Dataset excerpt:
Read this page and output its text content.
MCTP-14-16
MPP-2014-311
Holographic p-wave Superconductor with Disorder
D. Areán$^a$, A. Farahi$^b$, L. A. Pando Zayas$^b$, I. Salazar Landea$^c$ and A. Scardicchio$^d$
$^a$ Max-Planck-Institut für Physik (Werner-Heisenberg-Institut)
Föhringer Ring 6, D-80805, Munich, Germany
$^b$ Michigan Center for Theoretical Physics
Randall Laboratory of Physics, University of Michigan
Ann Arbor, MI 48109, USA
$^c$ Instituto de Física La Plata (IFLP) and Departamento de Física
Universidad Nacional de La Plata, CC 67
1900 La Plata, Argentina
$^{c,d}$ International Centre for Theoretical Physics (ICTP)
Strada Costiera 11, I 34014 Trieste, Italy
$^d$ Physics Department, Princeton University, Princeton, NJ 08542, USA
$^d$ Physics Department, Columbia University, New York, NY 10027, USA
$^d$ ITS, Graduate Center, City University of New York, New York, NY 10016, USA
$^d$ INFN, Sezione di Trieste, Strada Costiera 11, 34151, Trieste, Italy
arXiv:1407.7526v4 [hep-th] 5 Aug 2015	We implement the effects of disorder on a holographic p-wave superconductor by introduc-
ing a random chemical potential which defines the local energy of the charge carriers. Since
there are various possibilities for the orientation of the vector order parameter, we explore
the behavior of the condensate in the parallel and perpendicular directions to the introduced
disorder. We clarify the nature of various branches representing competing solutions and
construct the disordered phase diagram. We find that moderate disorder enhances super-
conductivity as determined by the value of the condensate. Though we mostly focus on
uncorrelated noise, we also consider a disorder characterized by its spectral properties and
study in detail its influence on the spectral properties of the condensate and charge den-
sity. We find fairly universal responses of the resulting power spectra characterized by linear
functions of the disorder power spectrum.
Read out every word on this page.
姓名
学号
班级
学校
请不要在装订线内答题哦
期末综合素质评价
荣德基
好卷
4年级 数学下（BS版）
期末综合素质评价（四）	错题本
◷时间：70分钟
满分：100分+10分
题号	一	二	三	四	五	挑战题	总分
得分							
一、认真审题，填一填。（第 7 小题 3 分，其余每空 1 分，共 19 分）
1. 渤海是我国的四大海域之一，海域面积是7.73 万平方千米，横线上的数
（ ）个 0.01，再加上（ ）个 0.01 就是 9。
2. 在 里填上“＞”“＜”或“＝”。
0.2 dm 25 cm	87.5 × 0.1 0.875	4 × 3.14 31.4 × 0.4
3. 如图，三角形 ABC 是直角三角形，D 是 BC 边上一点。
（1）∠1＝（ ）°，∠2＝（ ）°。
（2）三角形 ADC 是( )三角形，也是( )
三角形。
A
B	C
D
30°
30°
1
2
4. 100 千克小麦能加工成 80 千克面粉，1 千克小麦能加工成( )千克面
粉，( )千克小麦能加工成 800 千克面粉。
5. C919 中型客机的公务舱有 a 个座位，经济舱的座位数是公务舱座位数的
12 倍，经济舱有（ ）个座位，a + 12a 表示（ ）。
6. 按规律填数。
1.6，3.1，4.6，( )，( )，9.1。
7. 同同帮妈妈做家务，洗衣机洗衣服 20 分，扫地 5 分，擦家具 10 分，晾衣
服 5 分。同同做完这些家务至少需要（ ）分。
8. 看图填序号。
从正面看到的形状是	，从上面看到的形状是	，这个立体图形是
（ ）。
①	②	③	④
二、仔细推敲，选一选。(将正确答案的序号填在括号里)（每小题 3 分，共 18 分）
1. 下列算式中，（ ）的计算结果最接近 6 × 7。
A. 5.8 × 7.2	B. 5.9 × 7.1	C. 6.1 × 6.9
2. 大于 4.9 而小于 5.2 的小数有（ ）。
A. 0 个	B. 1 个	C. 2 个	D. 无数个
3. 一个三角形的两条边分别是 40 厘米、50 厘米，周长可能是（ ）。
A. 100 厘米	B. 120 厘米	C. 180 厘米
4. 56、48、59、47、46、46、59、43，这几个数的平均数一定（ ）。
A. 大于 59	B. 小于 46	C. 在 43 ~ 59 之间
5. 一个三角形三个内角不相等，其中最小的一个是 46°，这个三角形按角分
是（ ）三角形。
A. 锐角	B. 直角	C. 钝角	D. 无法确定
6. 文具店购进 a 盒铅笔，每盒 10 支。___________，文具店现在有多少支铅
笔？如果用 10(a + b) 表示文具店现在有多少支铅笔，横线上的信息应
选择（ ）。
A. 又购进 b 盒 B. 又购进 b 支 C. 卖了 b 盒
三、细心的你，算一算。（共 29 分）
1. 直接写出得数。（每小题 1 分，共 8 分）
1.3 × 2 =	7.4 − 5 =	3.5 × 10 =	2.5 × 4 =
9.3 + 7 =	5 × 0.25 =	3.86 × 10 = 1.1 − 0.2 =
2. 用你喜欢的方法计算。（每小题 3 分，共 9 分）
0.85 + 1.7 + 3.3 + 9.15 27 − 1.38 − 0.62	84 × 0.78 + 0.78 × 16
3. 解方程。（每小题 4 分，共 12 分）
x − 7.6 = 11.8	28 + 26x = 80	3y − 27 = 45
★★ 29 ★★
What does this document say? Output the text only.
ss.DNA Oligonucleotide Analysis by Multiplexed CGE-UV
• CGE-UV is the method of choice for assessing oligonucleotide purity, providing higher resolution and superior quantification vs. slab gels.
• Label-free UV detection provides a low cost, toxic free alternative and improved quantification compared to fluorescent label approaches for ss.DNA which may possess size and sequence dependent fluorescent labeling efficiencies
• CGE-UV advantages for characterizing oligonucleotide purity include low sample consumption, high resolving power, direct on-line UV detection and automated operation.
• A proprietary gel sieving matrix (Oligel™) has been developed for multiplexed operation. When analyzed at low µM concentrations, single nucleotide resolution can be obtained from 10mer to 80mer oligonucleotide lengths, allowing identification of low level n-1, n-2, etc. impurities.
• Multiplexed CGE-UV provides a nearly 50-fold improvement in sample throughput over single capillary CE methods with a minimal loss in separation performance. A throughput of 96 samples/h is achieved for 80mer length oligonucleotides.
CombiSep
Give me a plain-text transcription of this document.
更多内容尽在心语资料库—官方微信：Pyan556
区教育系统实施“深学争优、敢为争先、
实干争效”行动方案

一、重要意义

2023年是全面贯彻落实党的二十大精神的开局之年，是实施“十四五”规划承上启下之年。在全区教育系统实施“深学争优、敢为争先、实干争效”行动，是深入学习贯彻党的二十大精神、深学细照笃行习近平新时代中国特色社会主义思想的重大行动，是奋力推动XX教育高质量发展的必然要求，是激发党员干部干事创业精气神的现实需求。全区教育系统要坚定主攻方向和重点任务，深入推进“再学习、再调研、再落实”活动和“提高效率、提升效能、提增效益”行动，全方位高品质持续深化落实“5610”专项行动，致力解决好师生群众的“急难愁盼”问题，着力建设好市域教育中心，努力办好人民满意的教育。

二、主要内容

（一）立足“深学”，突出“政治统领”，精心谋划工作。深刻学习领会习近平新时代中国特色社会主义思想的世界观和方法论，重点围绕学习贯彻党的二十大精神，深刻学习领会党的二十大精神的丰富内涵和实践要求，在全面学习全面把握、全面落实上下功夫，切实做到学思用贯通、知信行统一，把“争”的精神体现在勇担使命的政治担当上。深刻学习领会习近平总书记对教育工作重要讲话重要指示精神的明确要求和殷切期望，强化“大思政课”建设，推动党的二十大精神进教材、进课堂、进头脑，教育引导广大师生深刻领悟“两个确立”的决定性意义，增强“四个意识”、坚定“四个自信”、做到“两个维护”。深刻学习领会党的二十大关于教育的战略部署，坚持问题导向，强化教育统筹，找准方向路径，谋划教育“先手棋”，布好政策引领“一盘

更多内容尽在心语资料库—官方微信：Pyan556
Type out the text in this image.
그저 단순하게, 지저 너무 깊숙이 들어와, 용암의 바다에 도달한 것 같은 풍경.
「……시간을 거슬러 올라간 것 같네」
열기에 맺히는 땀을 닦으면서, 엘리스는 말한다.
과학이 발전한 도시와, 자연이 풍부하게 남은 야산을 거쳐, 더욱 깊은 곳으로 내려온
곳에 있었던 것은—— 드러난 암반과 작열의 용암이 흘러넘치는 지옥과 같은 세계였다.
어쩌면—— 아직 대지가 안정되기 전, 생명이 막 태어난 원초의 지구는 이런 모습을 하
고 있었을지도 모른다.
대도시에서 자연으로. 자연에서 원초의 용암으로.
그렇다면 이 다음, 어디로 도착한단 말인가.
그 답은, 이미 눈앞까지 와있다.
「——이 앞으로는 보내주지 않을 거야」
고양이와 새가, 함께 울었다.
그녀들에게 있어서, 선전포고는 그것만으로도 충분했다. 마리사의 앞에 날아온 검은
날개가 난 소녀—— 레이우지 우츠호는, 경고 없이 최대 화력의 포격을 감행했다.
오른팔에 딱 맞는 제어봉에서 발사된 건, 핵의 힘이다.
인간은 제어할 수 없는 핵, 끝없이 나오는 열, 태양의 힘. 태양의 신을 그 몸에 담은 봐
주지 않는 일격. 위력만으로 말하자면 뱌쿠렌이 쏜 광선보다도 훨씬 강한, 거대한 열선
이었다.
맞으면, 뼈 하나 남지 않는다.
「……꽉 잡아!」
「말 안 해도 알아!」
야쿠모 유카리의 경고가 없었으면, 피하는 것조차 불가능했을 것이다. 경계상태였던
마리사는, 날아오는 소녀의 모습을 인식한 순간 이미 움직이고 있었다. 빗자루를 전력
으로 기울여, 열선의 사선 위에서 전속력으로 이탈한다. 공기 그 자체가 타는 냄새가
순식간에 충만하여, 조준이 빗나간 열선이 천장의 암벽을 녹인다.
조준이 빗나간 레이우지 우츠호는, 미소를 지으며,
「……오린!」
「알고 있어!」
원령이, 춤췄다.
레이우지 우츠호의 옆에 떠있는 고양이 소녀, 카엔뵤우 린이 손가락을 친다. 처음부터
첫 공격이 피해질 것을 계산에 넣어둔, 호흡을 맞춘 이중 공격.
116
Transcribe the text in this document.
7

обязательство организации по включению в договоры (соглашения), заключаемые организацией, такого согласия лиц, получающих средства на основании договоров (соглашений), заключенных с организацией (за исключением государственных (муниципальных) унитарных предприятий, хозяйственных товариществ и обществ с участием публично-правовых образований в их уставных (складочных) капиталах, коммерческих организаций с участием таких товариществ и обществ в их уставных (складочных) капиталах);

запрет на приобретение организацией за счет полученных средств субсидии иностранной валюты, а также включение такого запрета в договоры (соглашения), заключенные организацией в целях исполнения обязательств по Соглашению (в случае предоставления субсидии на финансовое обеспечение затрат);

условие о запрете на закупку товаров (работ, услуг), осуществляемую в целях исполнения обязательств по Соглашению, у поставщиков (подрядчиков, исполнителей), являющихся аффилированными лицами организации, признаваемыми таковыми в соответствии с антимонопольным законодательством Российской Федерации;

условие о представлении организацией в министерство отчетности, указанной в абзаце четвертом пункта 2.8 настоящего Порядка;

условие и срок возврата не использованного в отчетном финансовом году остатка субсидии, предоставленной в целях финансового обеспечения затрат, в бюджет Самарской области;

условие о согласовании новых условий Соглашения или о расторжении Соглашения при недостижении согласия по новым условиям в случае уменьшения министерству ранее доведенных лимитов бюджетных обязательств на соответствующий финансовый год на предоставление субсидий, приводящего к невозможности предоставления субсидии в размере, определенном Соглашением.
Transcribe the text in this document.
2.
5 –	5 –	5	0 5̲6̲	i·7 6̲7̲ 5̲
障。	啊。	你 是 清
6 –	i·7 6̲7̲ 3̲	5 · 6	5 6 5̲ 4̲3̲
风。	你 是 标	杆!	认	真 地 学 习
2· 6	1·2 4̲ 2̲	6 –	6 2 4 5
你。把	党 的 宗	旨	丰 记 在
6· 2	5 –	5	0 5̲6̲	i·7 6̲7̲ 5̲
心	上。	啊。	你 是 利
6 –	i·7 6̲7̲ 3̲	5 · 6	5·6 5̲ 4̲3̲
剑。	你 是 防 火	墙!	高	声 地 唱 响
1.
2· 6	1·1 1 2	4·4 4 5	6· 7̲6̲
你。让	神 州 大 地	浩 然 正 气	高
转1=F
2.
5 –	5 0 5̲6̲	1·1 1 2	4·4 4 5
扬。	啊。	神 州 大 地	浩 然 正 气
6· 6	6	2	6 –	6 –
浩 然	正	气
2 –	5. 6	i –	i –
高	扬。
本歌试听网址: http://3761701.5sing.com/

▶ [Work to do] Only lines with the string "provides" belong in your answer; copy each one.

▶ [Solution to the problem]
• Label-free UV detection provides a low cost, toxic free alternative and improved quantification compared to fluorescent label approaches for ss.DNA which may possess size and sequence dependent fluorescent labeling efficiencies
• Multiplexed CGE-UV provides a nearly 50-fold improvement in sample throughput over single capillary CE methods with a minimal loss in separation performance. A throughput of 96 samples/h is achieved for 80mer length oligonucleotides.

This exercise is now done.